START Material shown
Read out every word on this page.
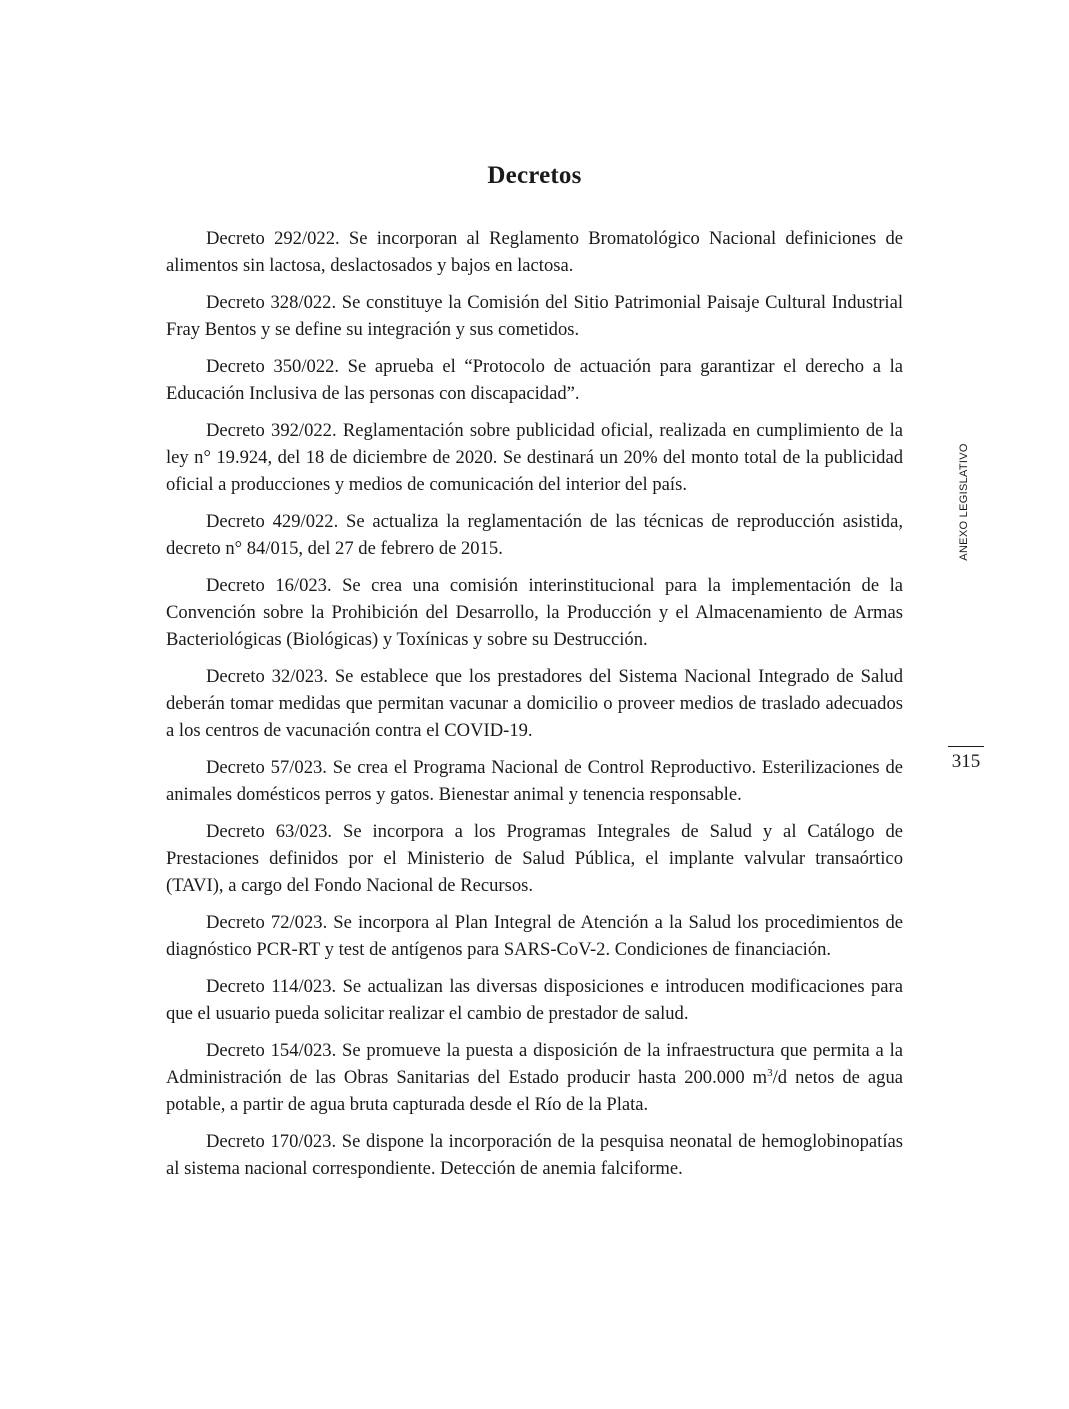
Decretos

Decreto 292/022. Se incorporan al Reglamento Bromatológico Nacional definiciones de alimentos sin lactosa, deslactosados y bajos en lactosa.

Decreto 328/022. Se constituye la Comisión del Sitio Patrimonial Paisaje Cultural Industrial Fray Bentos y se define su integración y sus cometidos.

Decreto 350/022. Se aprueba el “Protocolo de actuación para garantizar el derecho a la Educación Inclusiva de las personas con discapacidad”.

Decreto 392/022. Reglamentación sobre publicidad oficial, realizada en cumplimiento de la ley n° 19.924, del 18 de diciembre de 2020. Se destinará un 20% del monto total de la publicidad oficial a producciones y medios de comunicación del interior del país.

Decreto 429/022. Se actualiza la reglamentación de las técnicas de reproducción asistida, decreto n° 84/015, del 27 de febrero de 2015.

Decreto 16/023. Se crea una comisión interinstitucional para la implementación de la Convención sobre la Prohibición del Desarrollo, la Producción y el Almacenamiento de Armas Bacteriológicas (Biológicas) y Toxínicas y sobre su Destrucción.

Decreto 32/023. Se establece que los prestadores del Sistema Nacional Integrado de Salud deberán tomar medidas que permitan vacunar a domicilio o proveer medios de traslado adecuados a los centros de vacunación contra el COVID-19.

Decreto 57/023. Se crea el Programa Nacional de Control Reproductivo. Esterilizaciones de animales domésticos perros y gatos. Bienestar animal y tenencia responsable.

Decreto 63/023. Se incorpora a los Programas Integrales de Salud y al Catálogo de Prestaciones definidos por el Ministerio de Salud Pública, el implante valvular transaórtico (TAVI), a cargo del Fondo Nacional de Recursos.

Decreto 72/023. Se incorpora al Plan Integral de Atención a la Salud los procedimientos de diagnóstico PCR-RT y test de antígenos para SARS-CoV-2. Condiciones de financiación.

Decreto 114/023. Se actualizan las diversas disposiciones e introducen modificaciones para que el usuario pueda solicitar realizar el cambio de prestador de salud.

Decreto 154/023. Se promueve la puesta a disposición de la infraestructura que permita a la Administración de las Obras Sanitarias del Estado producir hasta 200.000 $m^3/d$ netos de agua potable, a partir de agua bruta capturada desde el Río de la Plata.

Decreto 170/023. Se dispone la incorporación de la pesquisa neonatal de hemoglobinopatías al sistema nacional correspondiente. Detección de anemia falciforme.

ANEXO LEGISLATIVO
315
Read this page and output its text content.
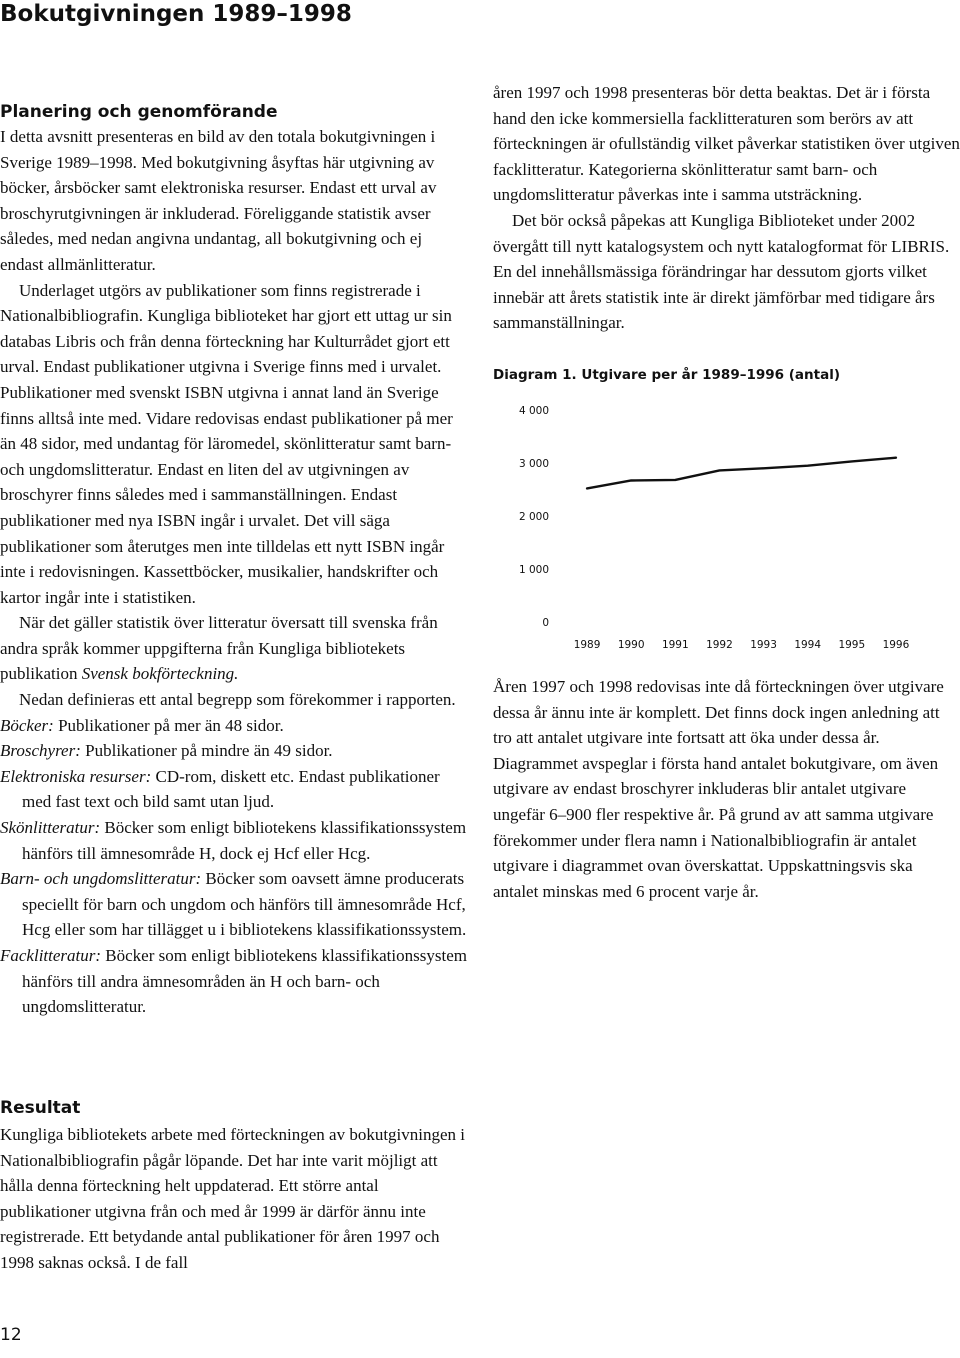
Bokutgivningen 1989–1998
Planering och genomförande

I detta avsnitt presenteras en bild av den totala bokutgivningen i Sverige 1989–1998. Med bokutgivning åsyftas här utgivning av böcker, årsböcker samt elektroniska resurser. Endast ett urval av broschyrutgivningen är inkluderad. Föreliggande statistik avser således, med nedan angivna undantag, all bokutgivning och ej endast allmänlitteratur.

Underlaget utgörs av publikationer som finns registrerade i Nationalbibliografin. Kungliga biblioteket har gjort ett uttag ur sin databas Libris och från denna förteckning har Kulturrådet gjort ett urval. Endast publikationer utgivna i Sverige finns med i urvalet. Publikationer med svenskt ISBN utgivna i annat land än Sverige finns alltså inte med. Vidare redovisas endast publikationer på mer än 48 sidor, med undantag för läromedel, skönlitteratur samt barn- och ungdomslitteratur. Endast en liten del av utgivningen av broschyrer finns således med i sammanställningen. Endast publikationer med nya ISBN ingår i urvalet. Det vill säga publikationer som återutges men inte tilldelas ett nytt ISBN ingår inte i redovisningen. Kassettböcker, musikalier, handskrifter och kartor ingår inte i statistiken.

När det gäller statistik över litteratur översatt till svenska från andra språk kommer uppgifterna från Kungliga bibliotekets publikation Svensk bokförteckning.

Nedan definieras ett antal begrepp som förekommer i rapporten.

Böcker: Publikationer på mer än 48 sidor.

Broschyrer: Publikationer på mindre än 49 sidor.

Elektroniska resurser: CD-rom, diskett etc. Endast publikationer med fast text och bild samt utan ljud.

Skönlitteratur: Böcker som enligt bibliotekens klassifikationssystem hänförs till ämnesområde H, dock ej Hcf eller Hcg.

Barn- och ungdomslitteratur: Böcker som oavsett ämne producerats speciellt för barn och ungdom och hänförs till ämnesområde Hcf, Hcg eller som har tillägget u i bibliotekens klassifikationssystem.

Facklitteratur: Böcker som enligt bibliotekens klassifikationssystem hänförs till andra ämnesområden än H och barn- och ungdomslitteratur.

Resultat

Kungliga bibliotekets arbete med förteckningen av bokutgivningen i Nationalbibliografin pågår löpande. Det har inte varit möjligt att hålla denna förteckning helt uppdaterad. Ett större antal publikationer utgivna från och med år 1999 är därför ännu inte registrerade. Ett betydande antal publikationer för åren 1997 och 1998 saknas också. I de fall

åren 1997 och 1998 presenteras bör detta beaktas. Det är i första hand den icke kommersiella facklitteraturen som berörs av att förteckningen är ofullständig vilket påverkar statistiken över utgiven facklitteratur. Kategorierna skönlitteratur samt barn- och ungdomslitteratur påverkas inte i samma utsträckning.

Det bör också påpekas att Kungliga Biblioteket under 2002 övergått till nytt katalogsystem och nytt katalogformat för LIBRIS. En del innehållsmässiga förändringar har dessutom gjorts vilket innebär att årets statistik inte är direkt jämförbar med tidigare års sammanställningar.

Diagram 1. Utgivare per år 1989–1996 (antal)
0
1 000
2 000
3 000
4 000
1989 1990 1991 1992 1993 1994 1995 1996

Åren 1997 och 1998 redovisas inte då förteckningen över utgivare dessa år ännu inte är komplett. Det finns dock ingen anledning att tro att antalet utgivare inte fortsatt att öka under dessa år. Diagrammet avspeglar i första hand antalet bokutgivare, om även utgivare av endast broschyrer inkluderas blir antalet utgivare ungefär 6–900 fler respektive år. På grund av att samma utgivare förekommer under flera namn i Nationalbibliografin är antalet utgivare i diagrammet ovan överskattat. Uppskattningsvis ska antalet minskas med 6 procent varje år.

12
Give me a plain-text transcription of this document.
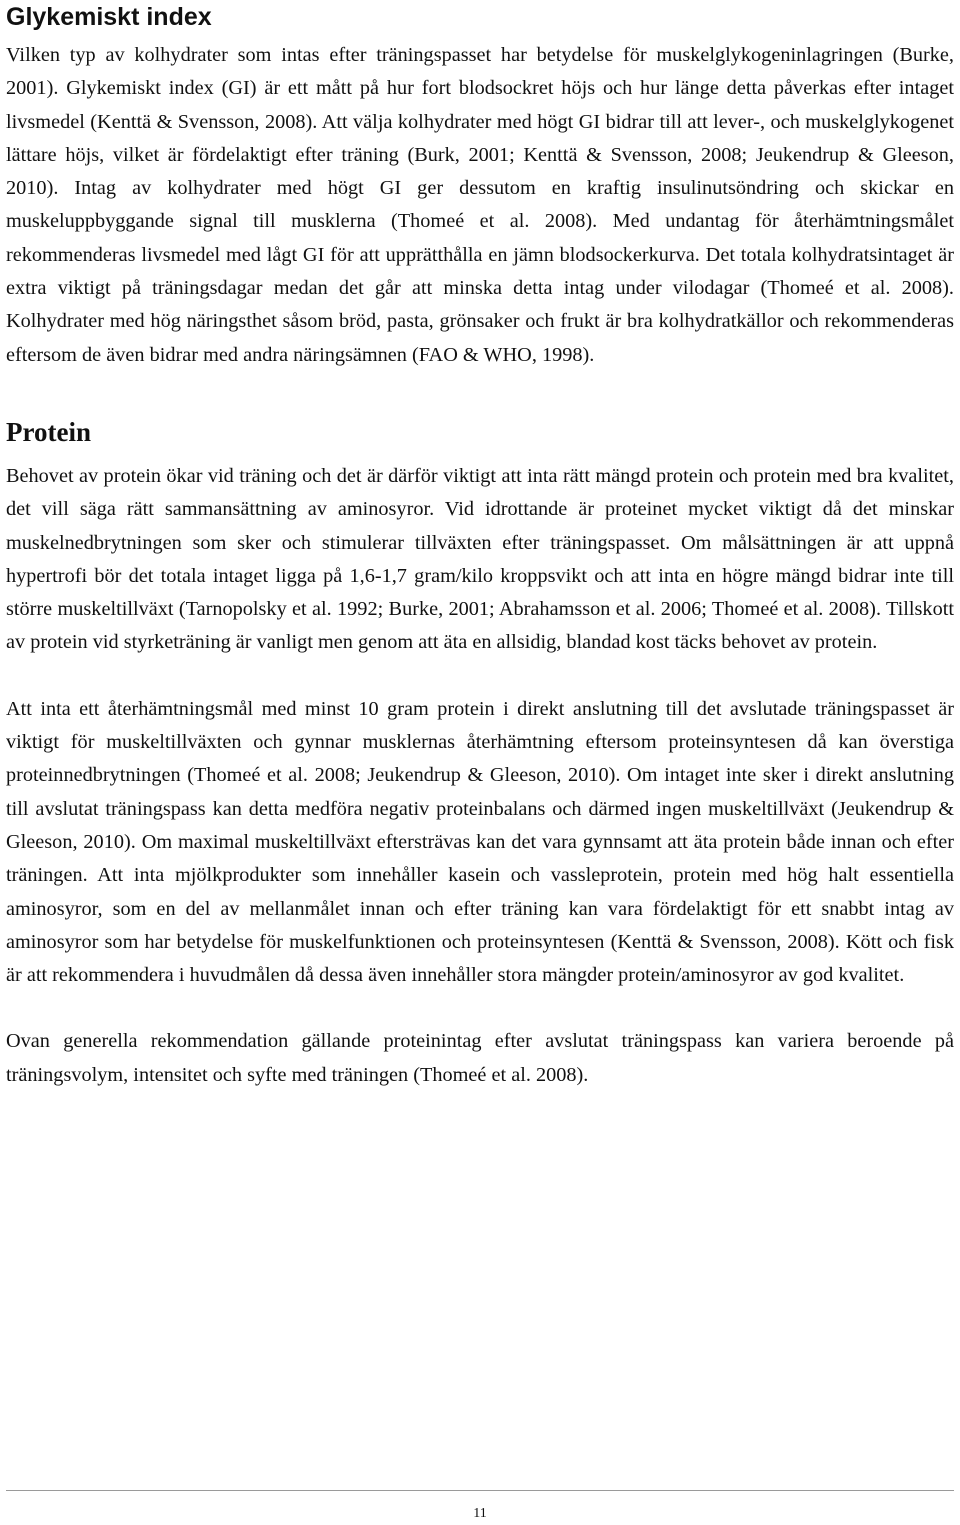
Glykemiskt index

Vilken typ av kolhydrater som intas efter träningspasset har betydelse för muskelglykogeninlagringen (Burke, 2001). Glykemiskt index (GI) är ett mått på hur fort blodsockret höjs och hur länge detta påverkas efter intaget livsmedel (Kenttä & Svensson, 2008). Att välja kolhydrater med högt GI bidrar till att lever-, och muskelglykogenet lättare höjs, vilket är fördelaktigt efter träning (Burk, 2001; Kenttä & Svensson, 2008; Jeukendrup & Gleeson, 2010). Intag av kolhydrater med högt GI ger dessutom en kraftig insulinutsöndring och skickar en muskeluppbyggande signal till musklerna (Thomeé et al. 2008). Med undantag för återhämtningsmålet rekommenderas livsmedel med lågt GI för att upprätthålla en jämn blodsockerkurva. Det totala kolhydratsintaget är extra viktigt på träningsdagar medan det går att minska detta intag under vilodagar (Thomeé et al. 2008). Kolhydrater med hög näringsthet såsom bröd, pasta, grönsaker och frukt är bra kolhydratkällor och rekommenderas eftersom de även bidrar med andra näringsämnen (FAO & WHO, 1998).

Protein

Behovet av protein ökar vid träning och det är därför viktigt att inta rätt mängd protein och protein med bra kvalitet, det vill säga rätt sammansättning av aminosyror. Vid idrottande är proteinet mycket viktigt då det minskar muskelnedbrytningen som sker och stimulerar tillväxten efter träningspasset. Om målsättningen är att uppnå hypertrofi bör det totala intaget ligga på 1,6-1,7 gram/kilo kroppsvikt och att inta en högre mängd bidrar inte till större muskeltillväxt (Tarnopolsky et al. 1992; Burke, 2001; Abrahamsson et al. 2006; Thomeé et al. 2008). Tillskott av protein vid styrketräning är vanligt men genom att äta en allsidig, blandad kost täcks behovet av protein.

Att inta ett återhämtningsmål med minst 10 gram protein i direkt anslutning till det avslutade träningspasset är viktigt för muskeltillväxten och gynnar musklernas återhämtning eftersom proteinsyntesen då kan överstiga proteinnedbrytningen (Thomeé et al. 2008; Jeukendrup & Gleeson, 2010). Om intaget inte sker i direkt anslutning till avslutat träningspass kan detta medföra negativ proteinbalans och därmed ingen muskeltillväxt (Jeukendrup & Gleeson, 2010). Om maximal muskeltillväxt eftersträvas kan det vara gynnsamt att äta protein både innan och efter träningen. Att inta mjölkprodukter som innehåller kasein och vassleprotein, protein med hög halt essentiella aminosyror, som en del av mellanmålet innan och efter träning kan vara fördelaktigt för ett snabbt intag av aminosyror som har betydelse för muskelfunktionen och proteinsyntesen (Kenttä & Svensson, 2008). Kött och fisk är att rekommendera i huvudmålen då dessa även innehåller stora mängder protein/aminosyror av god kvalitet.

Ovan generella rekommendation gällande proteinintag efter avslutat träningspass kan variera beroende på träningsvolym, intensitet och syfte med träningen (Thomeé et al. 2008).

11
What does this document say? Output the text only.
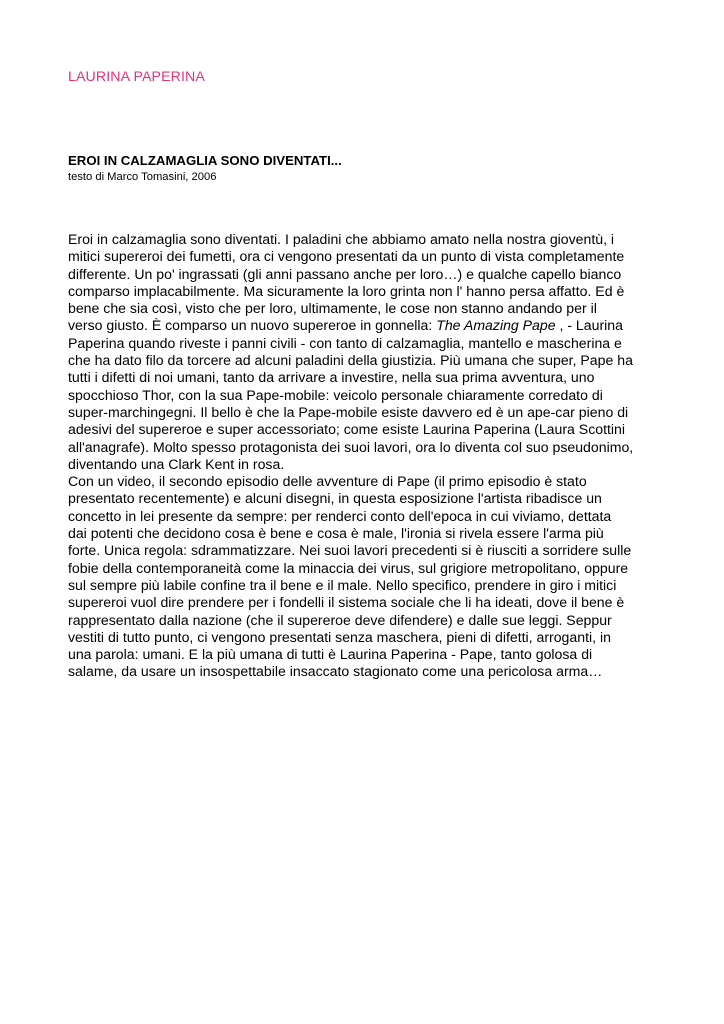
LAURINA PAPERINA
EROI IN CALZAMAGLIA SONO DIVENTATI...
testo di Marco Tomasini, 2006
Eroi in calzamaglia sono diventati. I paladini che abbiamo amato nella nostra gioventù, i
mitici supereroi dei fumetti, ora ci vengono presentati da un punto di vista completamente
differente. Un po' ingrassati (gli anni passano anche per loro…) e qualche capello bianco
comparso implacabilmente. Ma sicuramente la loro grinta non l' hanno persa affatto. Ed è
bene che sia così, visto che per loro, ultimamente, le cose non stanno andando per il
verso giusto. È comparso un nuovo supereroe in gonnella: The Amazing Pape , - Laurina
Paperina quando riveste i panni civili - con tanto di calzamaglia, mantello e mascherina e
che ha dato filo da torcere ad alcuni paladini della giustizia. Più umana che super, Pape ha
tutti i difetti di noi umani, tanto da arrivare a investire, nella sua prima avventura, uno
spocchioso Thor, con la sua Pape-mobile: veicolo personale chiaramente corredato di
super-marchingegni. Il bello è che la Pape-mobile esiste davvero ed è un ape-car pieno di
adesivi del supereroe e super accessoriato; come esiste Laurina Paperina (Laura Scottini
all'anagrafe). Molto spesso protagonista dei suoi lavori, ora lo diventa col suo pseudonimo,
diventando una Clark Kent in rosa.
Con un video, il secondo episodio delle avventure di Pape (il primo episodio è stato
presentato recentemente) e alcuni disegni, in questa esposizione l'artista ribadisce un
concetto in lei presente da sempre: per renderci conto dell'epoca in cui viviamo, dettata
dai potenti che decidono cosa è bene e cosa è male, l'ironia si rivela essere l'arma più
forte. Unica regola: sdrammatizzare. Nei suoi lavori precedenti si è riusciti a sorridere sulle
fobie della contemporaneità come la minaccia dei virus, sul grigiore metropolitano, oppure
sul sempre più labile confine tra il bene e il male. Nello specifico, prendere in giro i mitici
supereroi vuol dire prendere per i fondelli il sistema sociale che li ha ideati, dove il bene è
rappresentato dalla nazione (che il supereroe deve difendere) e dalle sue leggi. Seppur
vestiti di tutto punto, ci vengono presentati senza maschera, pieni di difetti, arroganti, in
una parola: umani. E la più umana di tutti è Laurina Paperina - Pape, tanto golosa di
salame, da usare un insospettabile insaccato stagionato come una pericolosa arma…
END Material shown
Task to carry out:
Work out how many lines of the material above contain "tanto", then write that number alone.

Answer to the exercise:
3